### Stated problem
Write out, unchanged, the lines from the one holding "Read this page and output its text content." to the close of the listing. Both the first and last lines belong in it.

### Input rows
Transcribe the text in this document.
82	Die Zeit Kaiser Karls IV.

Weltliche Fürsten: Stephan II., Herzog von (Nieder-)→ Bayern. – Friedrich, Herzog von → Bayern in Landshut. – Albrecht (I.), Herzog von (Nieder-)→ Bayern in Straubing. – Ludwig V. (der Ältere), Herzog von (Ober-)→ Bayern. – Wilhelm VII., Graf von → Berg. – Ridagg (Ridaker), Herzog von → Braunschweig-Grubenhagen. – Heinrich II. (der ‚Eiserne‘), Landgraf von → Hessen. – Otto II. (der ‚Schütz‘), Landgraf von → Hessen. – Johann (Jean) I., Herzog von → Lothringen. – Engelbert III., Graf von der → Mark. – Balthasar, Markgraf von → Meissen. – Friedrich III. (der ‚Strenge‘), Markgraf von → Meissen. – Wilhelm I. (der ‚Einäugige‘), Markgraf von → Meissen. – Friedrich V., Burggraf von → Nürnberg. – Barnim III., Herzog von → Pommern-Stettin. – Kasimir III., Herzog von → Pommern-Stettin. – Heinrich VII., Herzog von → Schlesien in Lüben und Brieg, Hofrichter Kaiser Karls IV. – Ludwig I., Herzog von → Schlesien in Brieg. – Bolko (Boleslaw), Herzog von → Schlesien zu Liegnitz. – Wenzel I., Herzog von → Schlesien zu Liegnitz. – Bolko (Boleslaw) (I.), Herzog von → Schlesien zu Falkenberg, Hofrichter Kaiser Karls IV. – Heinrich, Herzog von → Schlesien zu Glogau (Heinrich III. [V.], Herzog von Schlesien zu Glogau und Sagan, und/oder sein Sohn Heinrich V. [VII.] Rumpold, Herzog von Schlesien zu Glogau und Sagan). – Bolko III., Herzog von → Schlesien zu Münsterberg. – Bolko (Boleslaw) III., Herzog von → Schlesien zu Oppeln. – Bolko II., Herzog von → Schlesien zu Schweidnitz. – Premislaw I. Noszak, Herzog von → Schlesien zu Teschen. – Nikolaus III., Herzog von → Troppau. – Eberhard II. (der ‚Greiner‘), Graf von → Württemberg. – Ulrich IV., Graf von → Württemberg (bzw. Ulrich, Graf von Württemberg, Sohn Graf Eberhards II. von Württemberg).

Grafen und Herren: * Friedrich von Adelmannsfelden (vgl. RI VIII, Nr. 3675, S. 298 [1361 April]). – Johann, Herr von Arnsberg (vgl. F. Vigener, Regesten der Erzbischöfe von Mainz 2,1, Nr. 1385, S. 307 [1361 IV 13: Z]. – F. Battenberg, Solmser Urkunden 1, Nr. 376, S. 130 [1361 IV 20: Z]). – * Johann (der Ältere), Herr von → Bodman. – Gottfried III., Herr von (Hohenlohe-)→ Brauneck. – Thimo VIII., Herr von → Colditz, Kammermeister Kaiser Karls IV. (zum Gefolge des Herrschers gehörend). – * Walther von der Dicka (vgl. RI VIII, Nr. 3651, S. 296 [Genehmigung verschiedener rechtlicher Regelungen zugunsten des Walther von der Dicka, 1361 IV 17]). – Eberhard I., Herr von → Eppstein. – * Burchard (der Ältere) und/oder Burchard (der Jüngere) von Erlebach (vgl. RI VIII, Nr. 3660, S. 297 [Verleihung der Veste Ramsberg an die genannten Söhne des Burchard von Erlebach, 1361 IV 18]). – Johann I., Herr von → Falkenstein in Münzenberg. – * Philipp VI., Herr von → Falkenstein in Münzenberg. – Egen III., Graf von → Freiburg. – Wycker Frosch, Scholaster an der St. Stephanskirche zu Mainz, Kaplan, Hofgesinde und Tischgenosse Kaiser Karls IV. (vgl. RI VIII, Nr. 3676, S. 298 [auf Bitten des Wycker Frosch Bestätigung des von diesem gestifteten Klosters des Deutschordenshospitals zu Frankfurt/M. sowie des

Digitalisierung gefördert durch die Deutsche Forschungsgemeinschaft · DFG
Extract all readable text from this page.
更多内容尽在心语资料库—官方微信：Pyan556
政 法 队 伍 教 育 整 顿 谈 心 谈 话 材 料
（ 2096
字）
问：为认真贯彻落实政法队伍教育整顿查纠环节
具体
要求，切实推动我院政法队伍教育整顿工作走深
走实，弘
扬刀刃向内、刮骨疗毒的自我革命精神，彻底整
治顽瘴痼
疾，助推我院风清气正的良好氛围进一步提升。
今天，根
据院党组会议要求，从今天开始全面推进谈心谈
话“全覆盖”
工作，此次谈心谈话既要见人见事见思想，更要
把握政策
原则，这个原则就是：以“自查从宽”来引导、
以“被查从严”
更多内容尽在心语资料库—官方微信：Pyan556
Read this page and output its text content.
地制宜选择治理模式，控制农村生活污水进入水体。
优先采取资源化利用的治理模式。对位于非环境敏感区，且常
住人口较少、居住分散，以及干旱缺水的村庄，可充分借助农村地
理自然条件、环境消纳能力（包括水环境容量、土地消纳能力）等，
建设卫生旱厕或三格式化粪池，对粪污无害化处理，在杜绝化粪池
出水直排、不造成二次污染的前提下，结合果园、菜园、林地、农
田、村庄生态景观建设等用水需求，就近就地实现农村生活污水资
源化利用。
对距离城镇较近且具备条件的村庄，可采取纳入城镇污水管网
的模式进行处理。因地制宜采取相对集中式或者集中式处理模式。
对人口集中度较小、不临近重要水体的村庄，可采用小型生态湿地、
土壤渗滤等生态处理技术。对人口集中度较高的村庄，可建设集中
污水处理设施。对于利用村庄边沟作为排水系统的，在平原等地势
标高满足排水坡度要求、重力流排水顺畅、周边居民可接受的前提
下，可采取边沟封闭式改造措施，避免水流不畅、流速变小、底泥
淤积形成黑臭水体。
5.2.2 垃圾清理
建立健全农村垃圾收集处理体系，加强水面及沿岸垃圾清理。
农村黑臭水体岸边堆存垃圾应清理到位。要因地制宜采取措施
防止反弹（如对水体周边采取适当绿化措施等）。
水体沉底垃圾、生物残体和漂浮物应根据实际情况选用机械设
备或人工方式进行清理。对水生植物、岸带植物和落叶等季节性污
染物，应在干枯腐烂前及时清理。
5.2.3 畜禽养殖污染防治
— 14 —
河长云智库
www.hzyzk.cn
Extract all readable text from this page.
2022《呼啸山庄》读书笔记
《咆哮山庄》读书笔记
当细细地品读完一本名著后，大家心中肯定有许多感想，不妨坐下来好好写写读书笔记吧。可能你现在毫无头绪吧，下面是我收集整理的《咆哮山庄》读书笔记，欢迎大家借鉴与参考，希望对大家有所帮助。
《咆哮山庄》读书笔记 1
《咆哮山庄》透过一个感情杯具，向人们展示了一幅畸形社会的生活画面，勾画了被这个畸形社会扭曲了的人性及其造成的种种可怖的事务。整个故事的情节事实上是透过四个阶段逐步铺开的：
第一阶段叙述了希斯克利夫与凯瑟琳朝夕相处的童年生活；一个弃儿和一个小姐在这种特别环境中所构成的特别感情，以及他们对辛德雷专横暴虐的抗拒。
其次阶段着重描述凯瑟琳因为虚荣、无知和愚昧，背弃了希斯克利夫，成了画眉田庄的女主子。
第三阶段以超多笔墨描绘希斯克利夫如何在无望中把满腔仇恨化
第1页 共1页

### Task output
Read this page and output its text content.
地制宜选择治理模式，控制农村生活污水进入水体。
优先采取资源化利用的治理模式。对位于非环境敏感区，且常
住人口较少、居住分散，以及干旱缺水的村庄，可充分借助农村地
理自然条件、环境消纳能力（包括水环境容量、土地消纳能力）等，
建设卫生旱厕或三格式化粪池，对粪污无害化处理，在杜绝化粪池
出水直排、不造成二次污染的前提下，结合果园、菜园、林地、农
田、村庄生态景观建设等用水需求，就近就地实现农村生活污水资
源化利用。
对距离城镇较近且具备条件的村庄，可采取纳入城镇污水管网
的模式进行处理。因地制宜采取相对集中式或者集中式处理模式。
对人口集中度较小、不临近重要水体的村庄，可采用小型生态湿地、
土壤渗滤等生态处理技术。对人口集中度较高的村庄，可建设集中
污水处理设施。对于利用村庄边沟作为排水系统的，在平原等地势
标高满足排水坡度要求、重力流排水顺畅、周边居民可接受的前提
下，可采取边沟封闭式改造措施，避免水流不畅、流速变小、底泥
淤积形成黑臭水体。
5.2.2 垃圾清理
建立健全农村垃圾收集处理体系，加强水面及沿岸垃圾清理。
农村黑臭水体岸边堆存垃圾应清理到位。要因地制宜采取措施
防止反弹（如对水体周边采取适当绿化措施等）。
水体沉底垃圾、生物残体和漂浮物应根据实际情况选用机械设
备或人工方式进行清理。对水生植物、岸带植物和落叶等季节性污
染物，应在干枯腐烂前及时清理。
5.2.3 畜禽养殖污染防治
— 14 —
河长云智库
www.hzyzk.cn
Extract all readable text from this page.
2022《呼啸山庄》读书笔记
《咆哮山庄》读书笔记
当细细地品读完一本名著后，大家心中肯定有许多感想，不妨坐下来好好写写读书笔记吧。可能你现在毫无头绪吧，下面是我收集整理的《咆哮山庄》读书笔记，欢迎大家借鉴与参考，希望对大家有所帮助。
《咆哮山庄》读书笔记 1
《咆哮山庄》透过一个感情杯具，向人们展示了一幅畸形社会的生活画面，勾画了被这个畸形社会扭曲了的人性及其造成的种种可怖的事务。整个故事的情节事实上是透过四个阶段逐步铺开的：
第一阶段叙述了希斯克利夫与凯瑟琳朝夕相处的童年生活；一个弃儿和一个小姐在这种特别环境中所构成的特别感情，以及他们对辛德雷专横暴虐的抗拒。
其次阶段着重描述凯瑟琳因为虚荣、无知和愚昧，背弃了希斯克利夫，成了画眉田庄的女主子。
第三阶段以超多笔墨描绘希斯克利夫如何在无望中把满腔仇恨化
第1页 共1页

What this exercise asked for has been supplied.